--- Exercise ---
Which lines hold the string "name"? Copy every one of them.

(Excerpt from a dataset)
━━━━━━━━━━━━━━━━━━━━

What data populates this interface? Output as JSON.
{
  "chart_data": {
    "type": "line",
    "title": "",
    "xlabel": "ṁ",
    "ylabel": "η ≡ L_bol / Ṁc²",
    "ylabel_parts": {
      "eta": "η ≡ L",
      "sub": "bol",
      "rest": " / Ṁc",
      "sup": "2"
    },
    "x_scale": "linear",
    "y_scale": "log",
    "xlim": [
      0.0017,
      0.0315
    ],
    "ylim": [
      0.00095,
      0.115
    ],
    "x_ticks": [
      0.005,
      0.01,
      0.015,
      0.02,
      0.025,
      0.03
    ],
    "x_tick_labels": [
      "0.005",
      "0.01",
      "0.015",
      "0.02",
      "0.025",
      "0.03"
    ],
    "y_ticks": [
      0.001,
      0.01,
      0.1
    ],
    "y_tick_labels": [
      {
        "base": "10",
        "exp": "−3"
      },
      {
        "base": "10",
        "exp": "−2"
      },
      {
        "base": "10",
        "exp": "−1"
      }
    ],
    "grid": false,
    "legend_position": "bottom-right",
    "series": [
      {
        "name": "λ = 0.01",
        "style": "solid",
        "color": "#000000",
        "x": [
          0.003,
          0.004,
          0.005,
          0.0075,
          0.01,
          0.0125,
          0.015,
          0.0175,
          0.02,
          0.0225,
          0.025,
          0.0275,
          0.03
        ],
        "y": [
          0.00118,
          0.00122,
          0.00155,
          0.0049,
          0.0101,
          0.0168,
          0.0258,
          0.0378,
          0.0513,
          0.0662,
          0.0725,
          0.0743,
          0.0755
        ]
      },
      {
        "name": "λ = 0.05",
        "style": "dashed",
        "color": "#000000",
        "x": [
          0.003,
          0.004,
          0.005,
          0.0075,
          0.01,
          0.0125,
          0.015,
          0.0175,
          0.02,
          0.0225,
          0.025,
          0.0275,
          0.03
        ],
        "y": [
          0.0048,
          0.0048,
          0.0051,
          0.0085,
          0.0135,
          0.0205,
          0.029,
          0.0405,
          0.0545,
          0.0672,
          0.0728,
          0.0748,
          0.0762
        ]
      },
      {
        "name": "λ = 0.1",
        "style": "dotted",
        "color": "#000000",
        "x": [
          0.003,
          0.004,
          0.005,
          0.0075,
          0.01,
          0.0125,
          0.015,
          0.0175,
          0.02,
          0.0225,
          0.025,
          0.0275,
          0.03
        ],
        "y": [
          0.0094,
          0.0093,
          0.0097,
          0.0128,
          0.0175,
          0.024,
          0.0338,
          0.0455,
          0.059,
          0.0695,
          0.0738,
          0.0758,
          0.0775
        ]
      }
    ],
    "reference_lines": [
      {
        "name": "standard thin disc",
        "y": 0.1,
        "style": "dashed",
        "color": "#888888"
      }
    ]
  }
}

━━━━━━━━━━━━━━━━━━━━

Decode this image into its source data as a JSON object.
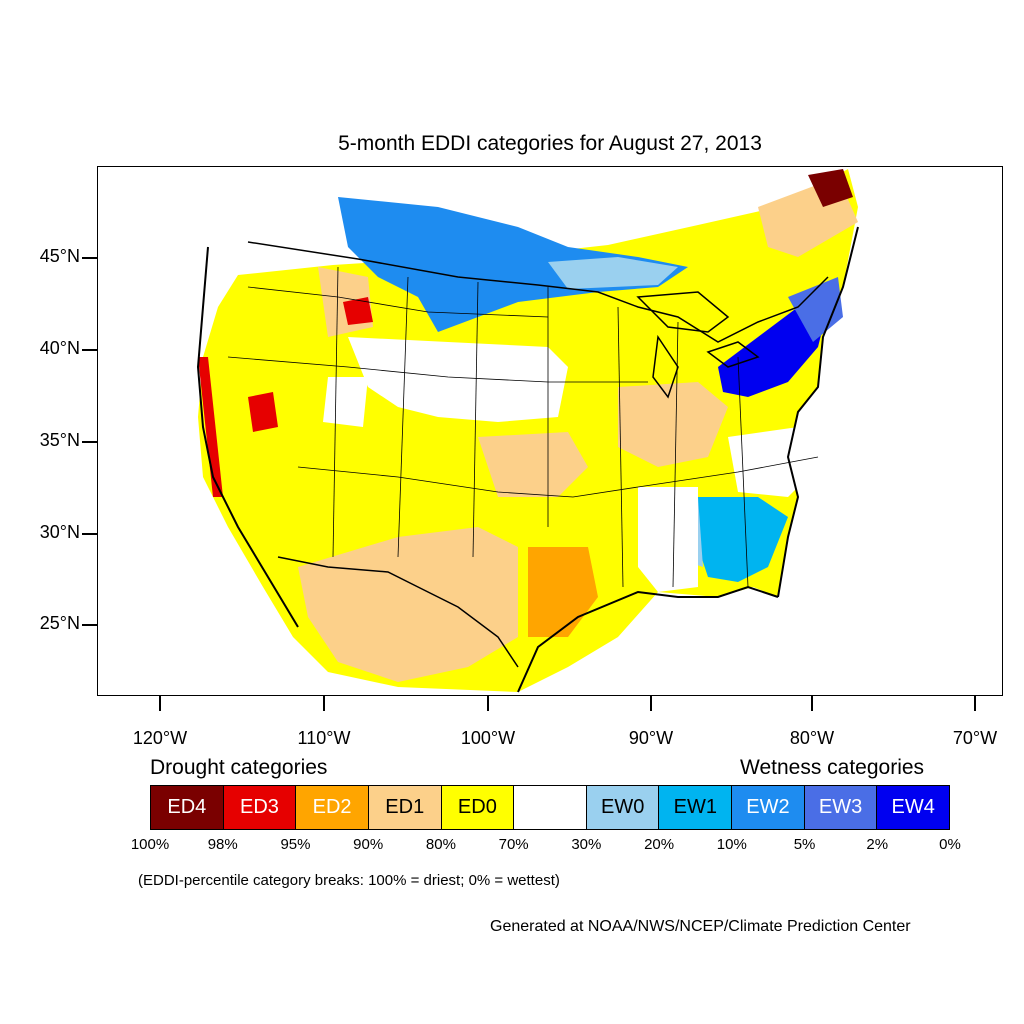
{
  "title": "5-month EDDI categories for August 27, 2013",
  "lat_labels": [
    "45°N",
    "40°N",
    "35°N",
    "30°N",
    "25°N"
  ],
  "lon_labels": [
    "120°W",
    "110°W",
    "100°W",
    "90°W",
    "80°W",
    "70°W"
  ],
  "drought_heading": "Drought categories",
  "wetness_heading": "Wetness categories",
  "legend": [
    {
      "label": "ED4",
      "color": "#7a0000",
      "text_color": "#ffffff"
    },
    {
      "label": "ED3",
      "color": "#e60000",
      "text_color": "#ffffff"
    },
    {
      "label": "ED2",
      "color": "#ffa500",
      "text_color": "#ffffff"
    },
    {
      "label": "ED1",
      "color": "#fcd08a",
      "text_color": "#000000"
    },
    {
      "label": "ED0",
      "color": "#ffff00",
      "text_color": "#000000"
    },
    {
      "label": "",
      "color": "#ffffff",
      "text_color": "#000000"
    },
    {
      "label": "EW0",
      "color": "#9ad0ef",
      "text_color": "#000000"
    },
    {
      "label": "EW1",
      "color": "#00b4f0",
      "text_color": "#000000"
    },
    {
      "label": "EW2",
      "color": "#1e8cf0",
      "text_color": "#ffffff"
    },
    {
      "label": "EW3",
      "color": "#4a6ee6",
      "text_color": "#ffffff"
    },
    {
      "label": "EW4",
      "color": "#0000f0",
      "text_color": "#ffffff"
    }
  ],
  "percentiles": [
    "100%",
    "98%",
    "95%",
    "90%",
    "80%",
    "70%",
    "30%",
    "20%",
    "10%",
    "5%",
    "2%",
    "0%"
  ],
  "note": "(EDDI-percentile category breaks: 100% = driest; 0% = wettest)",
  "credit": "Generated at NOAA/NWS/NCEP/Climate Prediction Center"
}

━━━━━━━━━━━━━━━━━━━━

--- Completed task ---
        "name": "λ = 0.01",
        "name": "λ = 0.05",
        "name": "λ = 0.1",
        "name": "standard thin disc",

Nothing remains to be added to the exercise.